◆ EXERCISE AIM ◆
From the entries provided below, copy each line that contains the word "Science".

+++ EXTRACTED ENTRIES

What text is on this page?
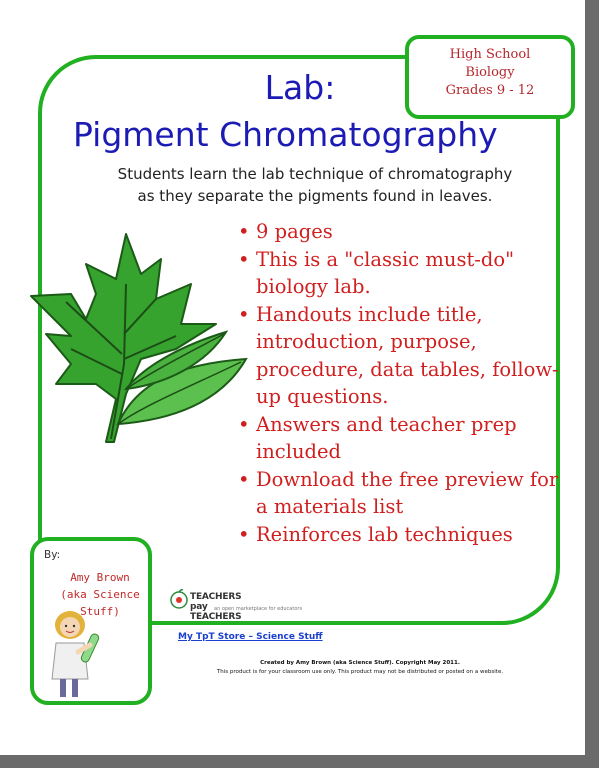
High School
Biology
Grades 9 - 12
Lab:
Pigment Chromatography
Students learn the lab technique of chromatography
as they separate the pigments found in leaves.
• 9 pages
• This is a "classic must-do" biology lab.
• Handouts include title, introduction, purpose, procedure, data tables, follow-up questions.
• Answers and teacher prep included
• Download the free preview for a materials list
• Reinforces lab techniques
By:
Amy Brown
(aka Science
Stuff)
TEACHERS pay TEACHERS
an open marketplace for educators
My TpT Store – Science Stuff
Created by Amy Brown (aka Science Stuff). Copyright May 2011.
This product is for your classroom use only. This product may not be distributed or posted on a website.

++++++

◆ RIGHT ANSWER ◆
(aka Science
My TpT Store – Science Stuff
Created by Amy Brown (aka Science Stuff). Copyright May 2011.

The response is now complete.